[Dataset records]
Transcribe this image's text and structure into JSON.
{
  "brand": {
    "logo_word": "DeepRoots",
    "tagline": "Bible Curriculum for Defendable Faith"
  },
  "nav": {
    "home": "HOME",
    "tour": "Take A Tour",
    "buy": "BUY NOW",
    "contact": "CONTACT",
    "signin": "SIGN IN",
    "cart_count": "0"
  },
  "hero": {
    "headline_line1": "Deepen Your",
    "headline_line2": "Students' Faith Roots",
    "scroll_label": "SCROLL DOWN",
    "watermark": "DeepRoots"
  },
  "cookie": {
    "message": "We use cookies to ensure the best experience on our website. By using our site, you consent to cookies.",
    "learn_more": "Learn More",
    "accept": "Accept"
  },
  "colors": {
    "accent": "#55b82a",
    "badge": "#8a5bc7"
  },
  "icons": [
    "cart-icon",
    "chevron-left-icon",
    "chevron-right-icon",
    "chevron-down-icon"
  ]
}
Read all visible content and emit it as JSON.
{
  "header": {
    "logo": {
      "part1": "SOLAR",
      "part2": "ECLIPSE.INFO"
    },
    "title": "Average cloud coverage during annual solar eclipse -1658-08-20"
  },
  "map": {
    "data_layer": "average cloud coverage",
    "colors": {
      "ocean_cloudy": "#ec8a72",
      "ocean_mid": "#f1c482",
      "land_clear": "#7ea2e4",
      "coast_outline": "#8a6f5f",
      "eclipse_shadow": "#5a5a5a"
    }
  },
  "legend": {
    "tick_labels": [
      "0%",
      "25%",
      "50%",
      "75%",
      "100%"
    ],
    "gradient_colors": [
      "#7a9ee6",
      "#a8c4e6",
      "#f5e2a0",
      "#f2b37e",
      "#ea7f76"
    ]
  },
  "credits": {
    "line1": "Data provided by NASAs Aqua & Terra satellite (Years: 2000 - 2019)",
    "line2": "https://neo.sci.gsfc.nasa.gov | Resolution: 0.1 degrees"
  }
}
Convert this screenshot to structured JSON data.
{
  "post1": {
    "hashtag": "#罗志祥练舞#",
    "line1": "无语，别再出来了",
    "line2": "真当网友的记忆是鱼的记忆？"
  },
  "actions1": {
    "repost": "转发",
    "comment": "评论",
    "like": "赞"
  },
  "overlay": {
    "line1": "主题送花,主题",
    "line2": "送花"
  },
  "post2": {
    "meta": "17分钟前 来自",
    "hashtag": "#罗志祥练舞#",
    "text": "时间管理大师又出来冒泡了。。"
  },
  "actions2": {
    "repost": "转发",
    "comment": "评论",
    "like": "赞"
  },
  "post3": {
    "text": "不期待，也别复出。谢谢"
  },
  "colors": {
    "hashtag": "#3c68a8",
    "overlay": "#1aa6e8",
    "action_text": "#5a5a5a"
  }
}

WORK TO BE COMPLETED
Take the line holding "Convert this screenshot" and all lines after it through the end of the data, and set them down exactly.

EXERCISE RESULT
Convert this screenshot to structured JSON data.
{
  "post1": {
    "hashtag": "#罗志祥练舞#",
    "line1": "无语，别再出来了",
    "line2": "真当网友的记忆是鱼的记忆？"
  },
  "actions1": {
    "repost": "转发",
    "comment": "评论",
    "like": "赞"
  },
  "overlay": {
    "line1": "主题送花,主题",
    "line2": "送花"
  },
  "post2": {
    "meta": "17分钟前 来自",
    "hashtag": "#罗志祥练舞#",
    "text": "时间管理大师又出来冒泡了。。"
  },
  "actions2": {
    "repost": "转发",
    "comment": "评论",
    "like": "赞"
  },
  "post3": {
    "text": "不期待，也别复出。谢谢"
  },
  "colors": {
    "hashtag": "#3c68a8",
    "overlay": "#1aa6e8",
    "action_text": "#5a5a5a"
  }
}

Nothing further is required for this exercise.